_Required task_:
Reproduce the records below in their entirety, character for character.
===
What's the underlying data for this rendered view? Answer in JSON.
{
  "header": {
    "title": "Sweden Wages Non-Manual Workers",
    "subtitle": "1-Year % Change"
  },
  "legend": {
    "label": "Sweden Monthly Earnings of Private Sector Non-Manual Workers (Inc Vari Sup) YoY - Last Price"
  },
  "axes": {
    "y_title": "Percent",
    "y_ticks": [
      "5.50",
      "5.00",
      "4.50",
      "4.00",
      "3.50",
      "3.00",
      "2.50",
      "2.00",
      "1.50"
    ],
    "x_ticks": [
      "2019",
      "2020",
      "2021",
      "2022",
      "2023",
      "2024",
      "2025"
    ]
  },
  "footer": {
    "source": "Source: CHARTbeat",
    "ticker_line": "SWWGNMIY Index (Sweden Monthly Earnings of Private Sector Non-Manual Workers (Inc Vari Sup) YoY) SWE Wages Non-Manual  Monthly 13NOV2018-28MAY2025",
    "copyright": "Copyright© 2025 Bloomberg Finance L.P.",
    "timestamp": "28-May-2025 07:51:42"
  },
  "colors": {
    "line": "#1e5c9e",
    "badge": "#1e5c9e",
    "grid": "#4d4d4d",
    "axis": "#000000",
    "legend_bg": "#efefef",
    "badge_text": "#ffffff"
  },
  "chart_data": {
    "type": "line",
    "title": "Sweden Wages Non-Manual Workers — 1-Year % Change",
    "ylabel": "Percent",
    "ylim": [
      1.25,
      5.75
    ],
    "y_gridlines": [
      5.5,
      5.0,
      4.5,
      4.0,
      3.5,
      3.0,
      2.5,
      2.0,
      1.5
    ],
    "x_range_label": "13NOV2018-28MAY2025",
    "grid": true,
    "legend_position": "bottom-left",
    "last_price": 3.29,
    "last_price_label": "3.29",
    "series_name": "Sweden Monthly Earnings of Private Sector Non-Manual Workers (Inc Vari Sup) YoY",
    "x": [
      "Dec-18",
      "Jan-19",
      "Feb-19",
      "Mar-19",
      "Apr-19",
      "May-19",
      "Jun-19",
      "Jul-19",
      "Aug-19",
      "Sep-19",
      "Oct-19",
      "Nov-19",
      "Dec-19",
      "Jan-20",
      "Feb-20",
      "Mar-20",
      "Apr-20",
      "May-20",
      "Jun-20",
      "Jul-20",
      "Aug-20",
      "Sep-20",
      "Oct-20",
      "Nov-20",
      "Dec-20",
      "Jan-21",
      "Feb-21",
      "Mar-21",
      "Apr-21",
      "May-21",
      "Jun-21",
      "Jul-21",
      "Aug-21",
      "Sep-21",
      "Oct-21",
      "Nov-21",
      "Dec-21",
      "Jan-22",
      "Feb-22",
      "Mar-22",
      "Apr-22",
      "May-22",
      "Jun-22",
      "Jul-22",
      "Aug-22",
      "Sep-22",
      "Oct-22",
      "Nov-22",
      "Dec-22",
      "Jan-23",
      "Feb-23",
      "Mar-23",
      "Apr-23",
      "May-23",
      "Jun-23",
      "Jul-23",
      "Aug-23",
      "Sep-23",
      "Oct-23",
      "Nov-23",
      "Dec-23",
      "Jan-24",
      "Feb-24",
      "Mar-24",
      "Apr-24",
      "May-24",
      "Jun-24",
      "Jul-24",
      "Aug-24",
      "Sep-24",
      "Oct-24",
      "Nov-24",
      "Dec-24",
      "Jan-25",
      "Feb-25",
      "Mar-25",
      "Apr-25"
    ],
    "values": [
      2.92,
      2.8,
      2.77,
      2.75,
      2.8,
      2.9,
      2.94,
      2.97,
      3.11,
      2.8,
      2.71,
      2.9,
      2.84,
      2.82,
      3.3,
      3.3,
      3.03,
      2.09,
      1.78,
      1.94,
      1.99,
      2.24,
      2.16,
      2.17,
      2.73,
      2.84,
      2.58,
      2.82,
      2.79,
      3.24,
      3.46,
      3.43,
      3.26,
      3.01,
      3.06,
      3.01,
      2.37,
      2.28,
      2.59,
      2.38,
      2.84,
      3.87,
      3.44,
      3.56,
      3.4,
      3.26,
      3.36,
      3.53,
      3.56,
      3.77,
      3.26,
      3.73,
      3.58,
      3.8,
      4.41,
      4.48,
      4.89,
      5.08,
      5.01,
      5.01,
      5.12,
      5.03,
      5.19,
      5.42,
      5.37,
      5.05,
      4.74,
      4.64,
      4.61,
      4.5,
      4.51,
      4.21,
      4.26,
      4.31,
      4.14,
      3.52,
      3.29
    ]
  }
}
===
_Output for this task_:
What's the underlying data for this rendered view? Answer in JSON.
{
  "header": {
    "title": "Sweden Wages Non-Manual Workers",
    "subtitle": "1-Year % Change"
  },
  "legend": {
    "label": "Sweden Monthly Earnings of Private Sector Non-Manual Workers (Inc Vari Sup) YoY - Last Price"
  },
  "axes": {
    "y_title": "Percent",
    "y_ticks": [
      "5.50",
      "5.00",
      "4.50",
      "4.00",
      "3.50",
      "3.00",
      "2.50",
      "2.00",
      "1.50"
    ],
    "x_ticks": [
      "2019",
      "2020",
      "2021",
      "2022",
      "2023",
      "2024",
      "2025"
    ]
  },
  "footer": {
    "source": "Source: CHARTbeat",
    "ticker_line": "SWWGNMIY Index (Sweden Monthly Earnings of Private Sector Non-Manual Workers (Inc Vari Sup) YoY) SWE Wages Non-Manual  Monthly 13NOV2018-28MAY2025",
    "copyright": "Copyright© 2025 Bloomberg Finance L.P.",
    "timestamp": "28-May-2025 07:51:42"
  },
  "colors": {
    "line": "#1e5c9e",
    "badge": "#1e5c9e",
    "grid": "#4d4d4d",
    "axis": "#000000",
    "legend_bg": "#efefef",
    "badge_text": "#ffffff"
  },
  "chart_data": {
    "type": "line",
    "title": "Sweden Wages Non-Manual Workers — 1-Year % Change",
    "ylabel": "Percent",
    "ylim": [
      1.25,
      5.75
    ],
    "y_gridlines": [
      5.5,
      5.0,
      4.5,
      4.0,
      3.5,
      3.0,
      2.5,
      2.0,
      1.5
    ],
    "x_range_label": "13NOV2018-28MAY2025",
    "grid": true,
    "legend_position": "bottom-left",
    "last_price": 3.29,
    "last_price_label": "3.29",
    "series_name": "Sweden Monthly Earnings of Private Sector Non-Manual Workers (Inc Vari Sup) YoY",
    "x": [
      "Dec-18",
      "Jan-19",
      "Feb-19",
      "Mar-19",
      "Apr-19",
      "May-19",
      "Jun-19",
      "Jul-19",
      "Aug-19",
      "Sep-19",
      "Oct-19",
      "Nov-19",
      "Dec-19",
      "Jan-20",
      "Feb-20",
      "Mar-20",
      "Apr-20",
      "May-20",
      "Jun-20",
      "Jul-20",
      "Aug-20",
      "Sep-20",
      "Oct-20",
      "Nov-20",
      "Dec-20",
      "Jan-21",
      "Feb-21",
      "Mar-21",
      "Apr-21",
      "May-21",
      "Jun-21",
      "Jul-21",
      "Aug-21",
      "Sep-21",
      "Oct-21",
      "Nov-21",
      "Dec-21",
      "Jan-22",
      "Feb-22",
      "Mar-22",
      "Apr-22",
      "May-22",
      "Jun-22",
      "Jul-22",
      "Aug-22",
      "Sep-22",
      "Oct-22",
      "Nov-22",
      "Dec-22",
      "Jan-23",
      "Feb-23",
      "Mar-23",
      "Apr-23",
      "May-23",
      "Jun-23",
      "Jul-23",
      "Aug-23",
      "Sep-23",
      "Oct-23",
      "Nov-23",
      "Dec-23",
      "Jan-24",
      "Feb-24",
      "Mar-24",
      "Apr-24",
      "May-24",
      "Jun-24",
      "Jul-24",
      "Aug-24",
      "Sep-24",
      "Oct-24",
      "Nov-24",
      "Dec-24",
      "Jan-25",
      "Feb-25",
      "Mar-25",
      "Apr-25"
    ],
    "values": [
      2.92,
      2.8,
      2.77,
      2.75,
      2.8,
      2.9,
      2.94,
      2.97,
      3.11,
      2.8,
      2.71,
      2.9,
      2.84,
      2.82,
      3.3,
      3.3,
      3.03,
      2.09,
      1.78,
      1.94,
      1.99,
      2.24,
      2.16,
      2.17,
      2.73,
      2.84,
      2.58,
      2.82,
      2.79,
      3.24,
      3.46,
      3.43,
      3.26,
      3.01,
      3.06,
      3.01,
      2.37,
      2.28,
      2.59,
      2.38,
      2.84,
      3.87,
      3.44,
      3.56,
      3.4,
      3.26,
      3.36,
      3.53,
      3.56,
      3.77,
      3.26,
      3.73,
      3.58,
      3.8,
      4.41,
      4.48,
      4.89,
      5.08,
      5.01,
      5.01,
      5.12,
      5.03,
      5.19,
      5.42,
      5.37,
      5.05,
      4.74,
      4.64,
      4.61,
      4.5,
      4.51,
      4.21,
      4.26,
      4.31,
      4.14,
      3.52,
      3.29
    ]
  }
}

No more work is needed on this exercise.